[WHAT YOU NEED TO DO]: Wherever the string "versicolor" appears, copy the whole line.
-- Start DATASET CONTENT --
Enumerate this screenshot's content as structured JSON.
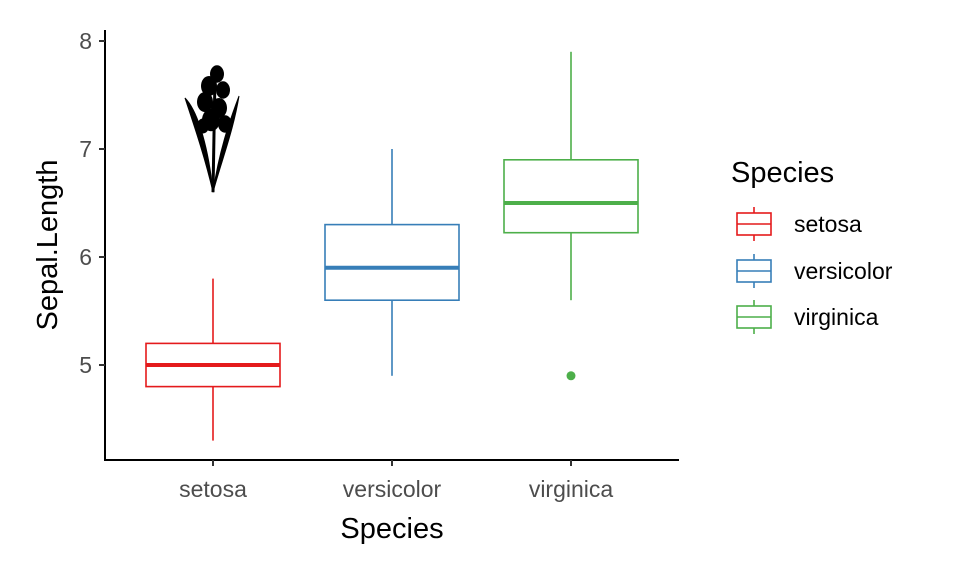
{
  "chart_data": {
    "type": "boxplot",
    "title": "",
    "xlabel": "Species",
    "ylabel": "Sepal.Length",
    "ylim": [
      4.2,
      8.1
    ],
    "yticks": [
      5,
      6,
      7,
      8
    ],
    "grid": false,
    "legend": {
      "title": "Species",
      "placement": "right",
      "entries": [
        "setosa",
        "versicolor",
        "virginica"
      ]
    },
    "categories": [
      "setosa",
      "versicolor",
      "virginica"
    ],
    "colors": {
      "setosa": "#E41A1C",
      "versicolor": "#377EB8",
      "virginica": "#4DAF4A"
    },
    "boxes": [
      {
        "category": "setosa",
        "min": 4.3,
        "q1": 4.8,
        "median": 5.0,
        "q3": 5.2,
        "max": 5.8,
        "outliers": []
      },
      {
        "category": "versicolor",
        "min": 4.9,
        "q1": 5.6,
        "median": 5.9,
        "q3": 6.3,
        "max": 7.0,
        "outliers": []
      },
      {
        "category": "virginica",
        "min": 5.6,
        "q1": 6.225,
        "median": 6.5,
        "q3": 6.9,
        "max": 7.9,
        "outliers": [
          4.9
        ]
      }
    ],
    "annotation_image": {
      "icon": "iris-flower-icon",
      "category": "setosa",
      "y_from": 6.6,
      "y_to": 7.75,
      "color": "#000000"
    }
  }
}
-- End DATASET CONTENT --
-- Start DATASET CONTENT --
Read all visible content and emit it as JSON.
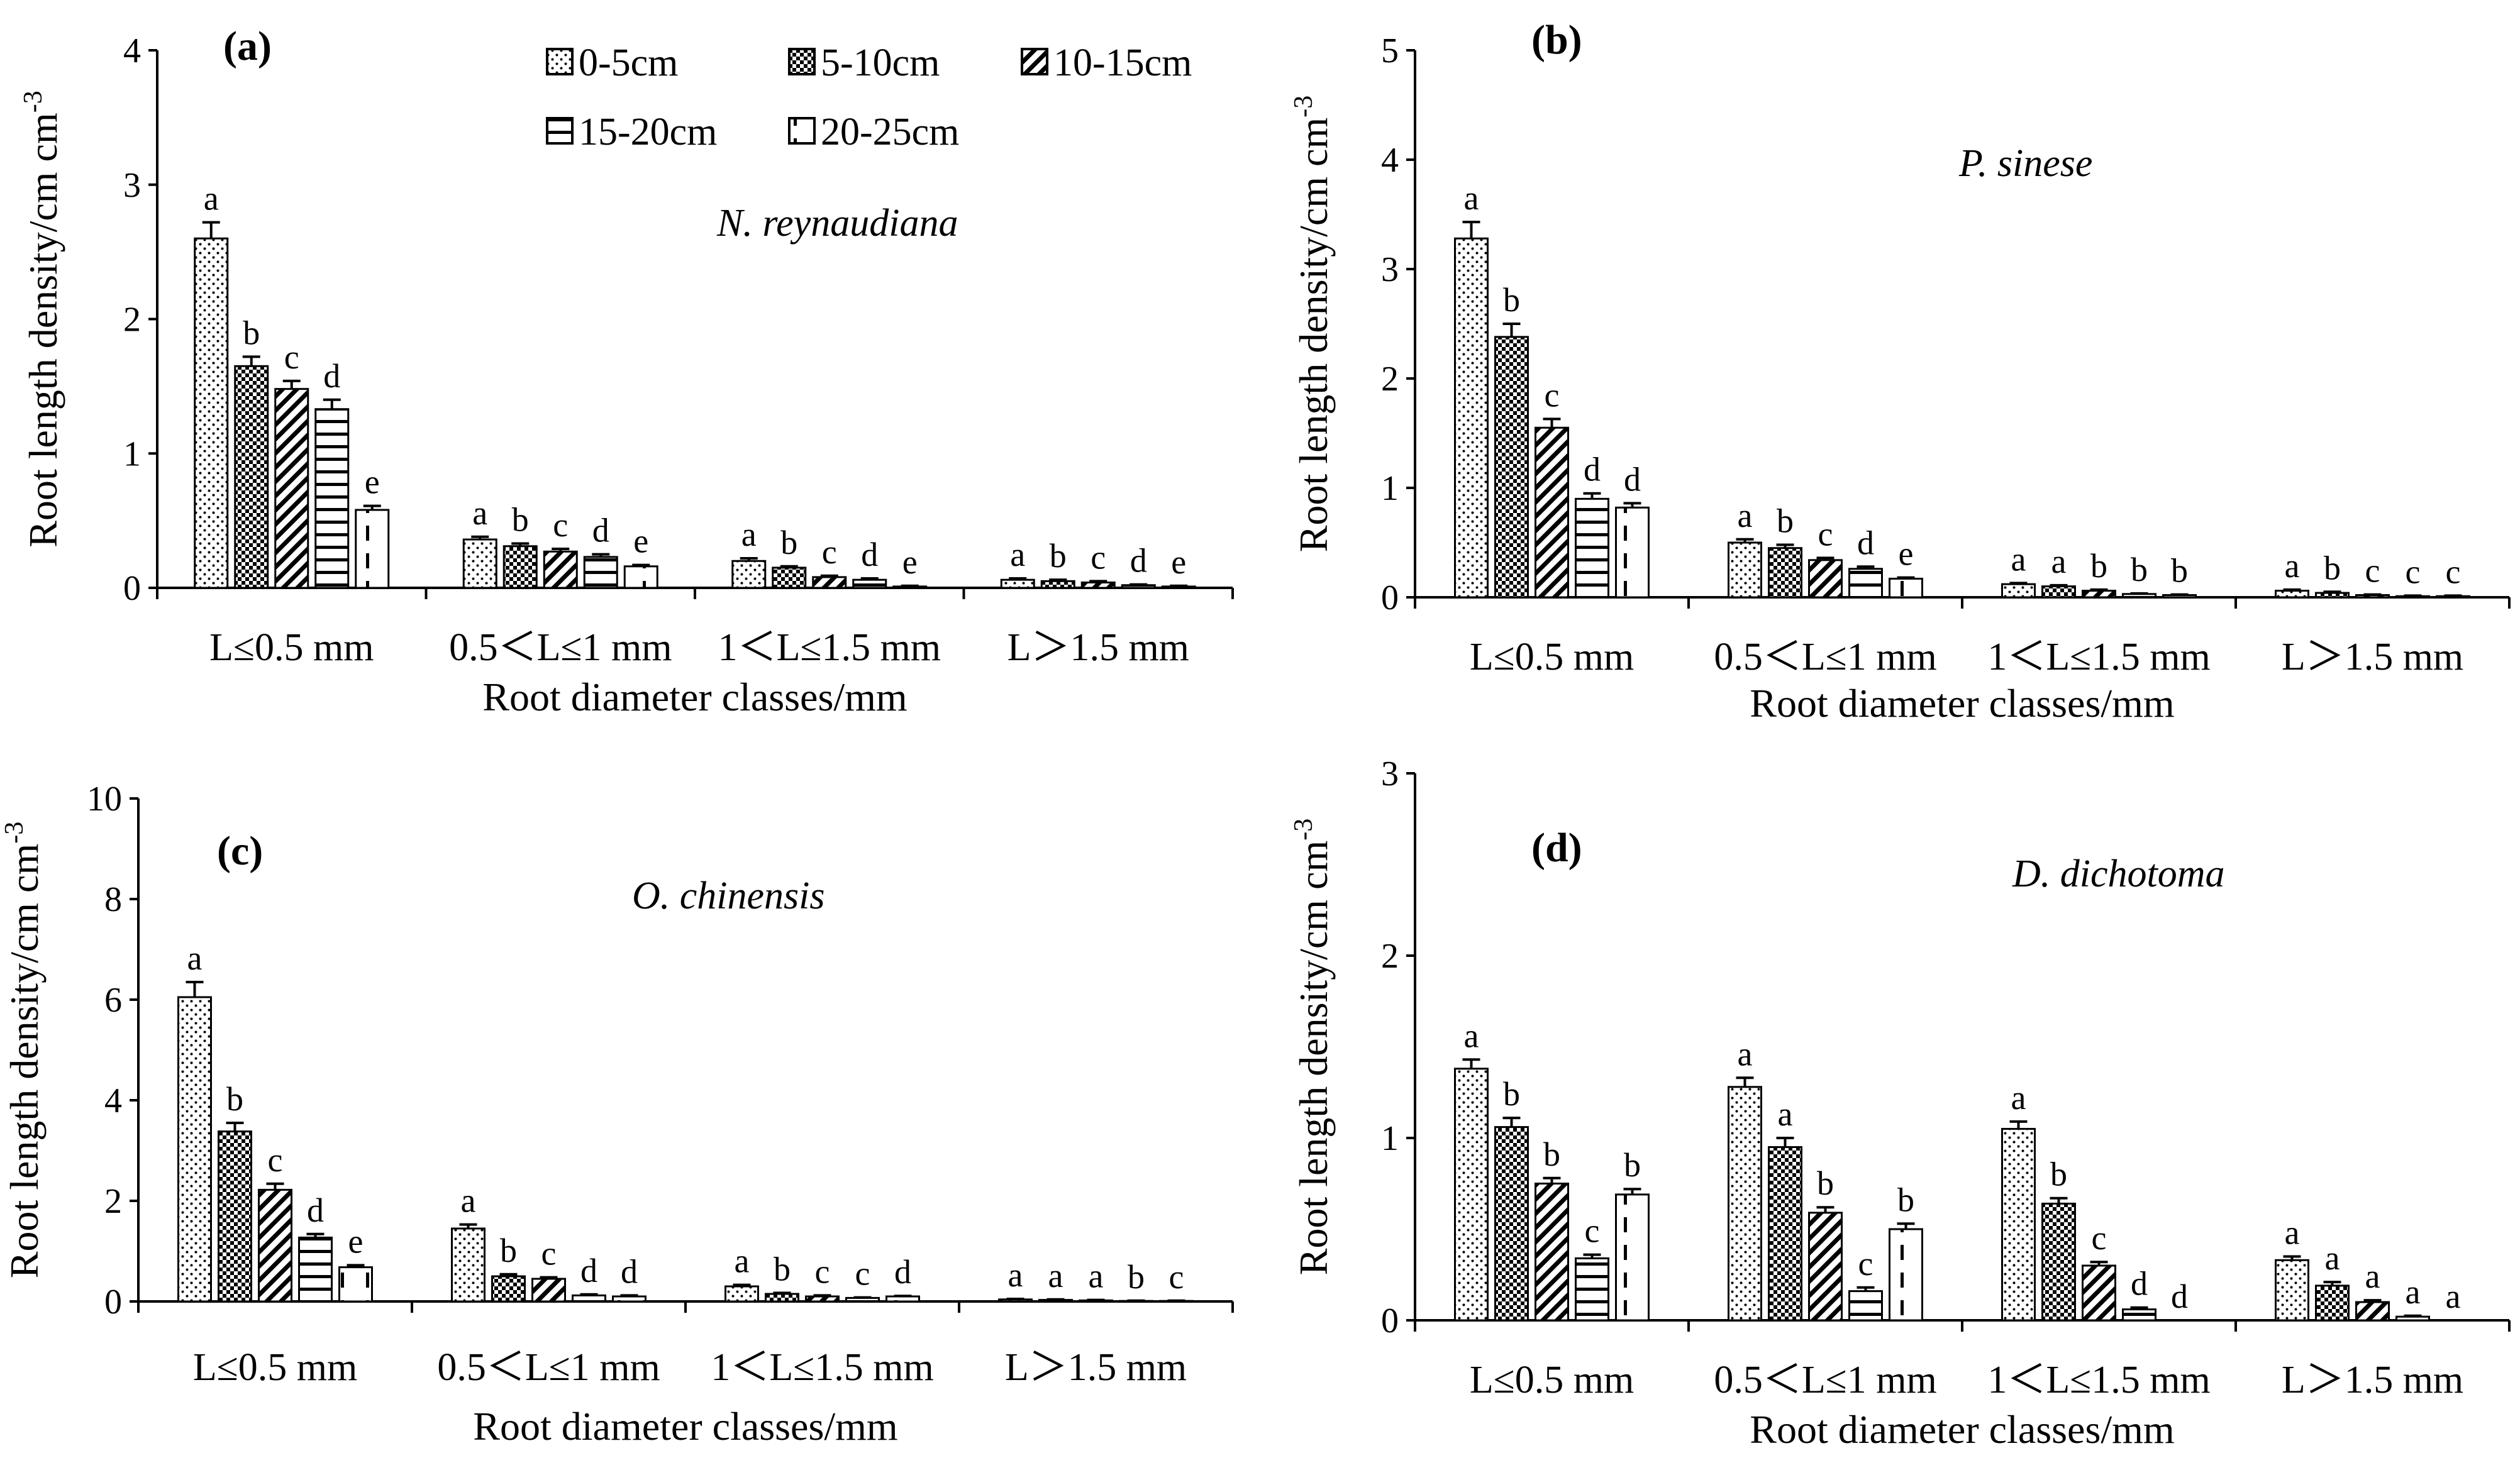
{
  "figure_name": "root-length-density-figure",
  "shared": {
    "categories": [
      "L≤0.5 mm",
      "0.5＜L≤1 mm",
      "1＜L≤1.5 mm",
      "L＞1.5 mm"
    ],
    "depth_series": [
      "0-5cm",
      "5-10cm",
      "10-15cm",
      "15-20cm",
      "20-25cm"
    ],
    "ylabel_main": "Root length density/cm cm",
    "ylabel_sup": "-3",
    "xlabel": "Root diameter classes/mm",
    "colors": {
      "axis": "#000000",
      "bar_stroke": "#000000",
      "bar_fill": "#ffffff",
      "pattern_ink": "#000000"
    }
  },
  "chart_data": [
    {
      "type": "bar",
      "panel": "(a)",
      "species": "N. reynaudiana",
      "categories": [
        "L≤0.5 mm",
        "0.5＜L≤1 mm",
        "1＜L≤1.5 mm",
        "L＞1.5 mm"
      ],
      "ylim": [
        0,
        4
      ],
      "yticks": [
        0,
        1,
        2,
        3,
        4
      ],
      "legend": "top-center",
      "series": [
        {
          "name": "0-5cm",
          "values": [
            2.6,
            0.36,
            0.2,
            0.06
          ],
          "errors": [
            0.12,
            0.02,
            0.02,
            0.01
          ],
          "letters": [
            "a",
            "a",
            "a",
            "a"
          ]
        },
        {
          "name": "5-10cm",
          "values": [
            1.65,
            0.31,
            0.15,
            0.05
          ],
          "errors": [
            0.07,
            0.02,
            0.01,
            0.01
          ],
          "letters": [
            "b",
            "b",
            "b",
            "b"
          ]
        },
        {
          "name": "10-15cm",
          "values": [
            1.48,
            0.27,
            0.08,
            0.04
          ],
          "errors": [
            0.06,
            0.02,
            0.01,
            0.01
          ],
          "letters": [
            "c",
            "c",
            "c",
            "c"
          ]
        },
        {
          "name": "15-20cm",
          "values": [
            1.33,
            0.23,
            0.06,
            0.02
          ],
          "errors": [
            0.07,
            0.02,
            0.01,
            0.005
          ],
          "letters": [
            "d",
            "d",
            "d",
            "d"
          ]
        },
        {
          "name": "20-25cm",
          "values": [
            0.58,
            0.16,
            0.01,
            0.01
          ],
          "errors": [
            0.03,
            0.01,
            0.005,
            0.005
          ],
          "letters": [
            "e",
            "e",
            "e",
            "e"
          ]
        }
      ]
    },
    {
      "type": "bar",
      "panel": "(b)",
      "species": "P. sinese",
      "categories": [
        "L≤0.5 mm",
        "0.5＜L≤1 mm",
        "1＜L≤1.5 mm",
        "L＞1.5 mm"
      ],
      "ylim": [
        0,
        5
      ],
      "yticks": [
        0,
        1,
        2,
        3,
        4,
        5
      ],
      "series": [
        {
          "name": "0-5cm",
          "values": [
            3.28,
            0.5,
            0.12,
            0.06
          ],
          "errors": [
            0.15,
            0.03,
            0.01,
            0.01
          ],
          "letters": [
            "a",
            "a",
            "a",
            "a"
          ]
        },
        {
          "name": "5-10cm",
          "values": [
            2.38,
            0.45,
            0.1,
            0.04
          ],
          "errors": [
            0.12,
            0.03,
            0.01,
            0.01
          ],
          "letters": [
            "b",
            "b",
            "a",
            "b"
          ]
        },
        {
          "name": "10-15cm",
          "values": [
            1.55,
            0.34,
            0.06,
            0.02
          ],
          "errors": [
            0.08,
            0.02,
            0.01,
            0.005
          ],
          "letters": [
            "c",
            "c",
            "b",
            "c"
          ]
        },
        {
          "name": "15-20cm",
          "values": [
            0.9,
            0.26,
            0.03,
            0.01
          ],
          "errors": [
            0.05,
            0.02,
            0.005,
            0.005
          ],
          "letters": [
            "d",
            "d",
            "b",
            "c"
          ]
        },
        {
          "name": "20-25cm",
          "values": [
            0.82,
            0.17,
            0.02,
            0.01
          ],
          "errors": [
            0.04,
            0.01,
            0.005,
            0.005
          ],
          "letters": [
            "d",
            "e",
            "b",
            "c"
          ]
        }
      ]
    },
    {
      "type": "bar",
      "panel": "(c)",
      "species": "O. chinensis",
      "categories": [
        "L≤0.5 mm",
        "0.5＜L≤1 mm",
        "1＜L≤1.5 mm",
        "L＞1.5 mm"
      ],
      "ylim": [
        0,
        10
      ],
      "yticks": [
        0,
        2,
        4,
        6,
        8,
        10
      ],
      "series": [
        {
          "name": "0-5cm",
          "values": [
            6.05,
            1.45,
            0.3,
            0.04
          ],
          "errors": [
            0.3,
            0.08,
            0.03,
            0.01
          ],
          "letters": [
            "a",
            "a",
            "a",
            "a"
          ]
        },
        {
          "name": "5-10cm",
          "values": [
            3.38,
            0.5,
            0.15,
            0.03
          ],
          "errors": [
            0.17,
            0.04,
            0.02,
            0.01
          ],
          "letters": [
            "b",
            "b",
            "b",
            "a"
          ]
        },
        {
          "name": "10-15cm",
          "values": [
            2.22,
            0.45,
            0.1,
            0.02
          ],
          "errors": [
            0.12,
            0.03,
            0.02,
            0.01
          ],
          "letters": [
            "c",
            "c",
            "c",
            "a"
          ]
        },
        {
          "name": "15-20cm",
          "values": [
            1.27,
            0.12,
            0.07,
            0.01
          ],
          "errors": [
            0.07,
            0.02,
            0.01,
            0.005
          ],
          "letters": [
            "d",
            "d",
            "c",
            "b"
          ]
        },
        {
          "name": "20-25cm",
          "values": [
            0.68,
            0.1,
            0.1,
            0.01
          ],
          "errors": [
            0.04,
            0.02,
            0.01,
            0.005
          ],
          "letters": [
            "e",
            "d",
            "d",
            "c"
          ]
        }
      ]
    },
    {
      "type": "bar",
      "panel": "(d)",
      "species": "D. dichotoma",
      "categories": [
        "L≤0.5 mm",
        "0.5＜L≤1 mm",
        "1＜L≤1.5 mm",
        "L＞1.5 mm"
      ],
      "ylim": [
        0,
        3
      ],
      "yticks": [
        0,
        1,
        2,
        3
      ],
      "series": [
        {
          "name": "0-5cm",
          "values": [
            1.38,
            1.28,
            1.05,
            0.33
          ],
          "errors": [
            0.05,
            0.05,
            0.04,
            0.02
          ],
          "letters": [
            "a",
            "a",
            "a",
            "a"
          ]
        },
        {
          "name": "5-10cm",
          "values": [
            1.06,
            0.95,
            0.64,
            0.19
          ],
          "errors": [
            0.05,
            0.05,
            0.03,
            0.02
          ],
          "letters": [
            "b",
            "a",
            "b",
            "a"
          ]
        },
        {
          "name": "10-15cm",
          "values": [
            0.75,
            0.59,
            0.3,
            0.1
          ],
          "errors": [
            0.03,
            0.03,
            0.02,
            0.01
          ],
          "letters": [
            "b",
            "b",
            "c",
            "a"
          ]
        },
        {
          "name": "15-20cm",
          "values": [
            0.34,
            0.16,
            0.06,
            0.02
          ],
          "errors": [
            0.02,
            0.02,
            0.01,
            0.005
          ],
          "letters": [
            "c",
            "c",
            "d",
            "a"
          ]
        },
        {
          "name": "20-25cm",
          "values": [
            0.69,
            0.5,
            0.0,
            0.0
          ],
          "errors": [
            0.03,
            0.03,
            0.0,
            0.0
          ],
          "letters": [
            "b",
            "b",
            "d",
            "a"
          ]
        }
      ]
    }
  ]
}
-- End DATASET CONTENT --
-- Start DATASET CONTENT --
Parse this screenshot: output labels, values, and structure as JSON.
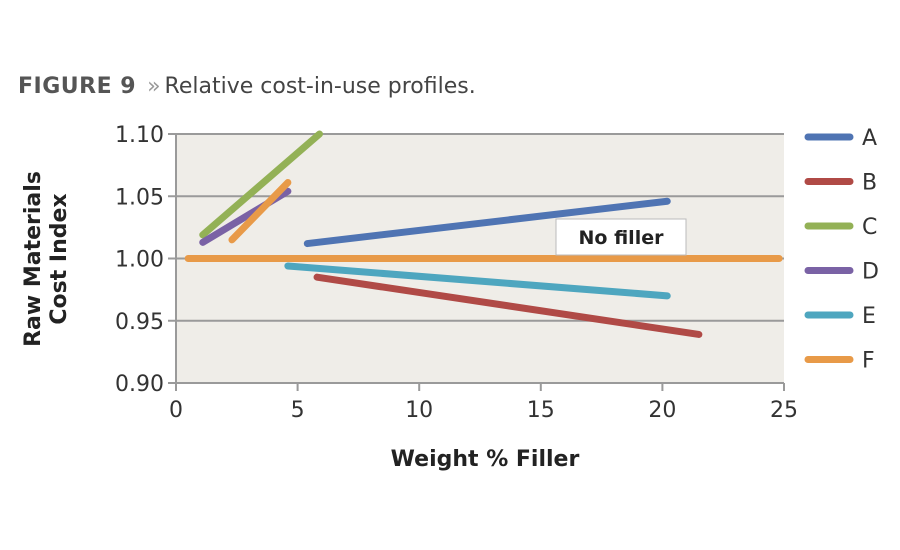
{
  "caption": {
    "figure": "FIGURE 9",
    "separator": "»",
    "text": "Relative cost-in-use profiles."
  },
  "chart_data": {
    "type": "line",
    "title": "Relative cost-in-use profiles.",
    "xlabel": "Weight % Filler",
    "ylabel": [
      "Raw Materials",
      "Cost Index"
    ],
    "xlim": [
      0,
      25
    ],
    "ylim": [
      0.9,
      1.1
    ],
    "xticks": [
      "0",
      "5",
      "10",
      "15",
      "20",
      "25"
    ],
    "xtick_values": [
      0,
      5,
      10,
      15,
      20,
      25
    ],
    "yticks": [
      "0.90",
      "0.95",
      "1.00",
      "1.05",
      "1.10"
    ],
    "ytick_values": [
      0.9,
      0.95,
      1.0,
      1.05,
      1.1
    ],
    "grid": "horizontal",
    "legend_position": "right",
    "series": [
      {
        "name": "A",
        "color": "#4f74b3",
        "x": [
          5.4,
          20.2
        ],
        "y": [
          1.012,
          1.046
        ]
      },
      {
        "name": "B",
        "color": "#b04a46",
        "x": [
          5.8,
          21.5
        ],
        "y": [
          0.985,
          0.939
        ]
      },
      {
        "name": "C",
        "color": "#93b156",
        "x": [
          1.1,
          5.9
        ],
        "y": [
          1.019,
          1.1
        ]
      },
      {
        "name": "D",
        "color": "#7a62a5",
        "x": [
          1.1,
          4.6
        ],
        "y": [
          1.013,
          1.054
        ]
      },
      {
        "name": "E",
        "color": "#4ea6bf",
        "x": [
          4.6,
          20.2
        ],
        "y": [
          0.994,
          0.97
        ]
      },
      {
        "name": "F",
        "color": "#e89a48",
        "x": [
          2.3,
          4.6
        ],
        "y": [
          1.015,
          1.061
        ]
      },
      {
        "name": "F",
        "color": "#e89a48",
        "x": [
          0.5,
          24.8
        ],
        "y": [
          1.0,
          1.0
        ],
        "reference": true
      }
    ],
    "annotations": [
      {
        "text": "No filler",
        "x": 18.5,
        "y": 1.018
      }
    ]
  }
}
-- End DATASET CONTENT --
[ANSWER TO THIS TASK]:
        "versicolor",
      "versicolor",
      "versicolor": "#377EB8",
        "category": "versicolor",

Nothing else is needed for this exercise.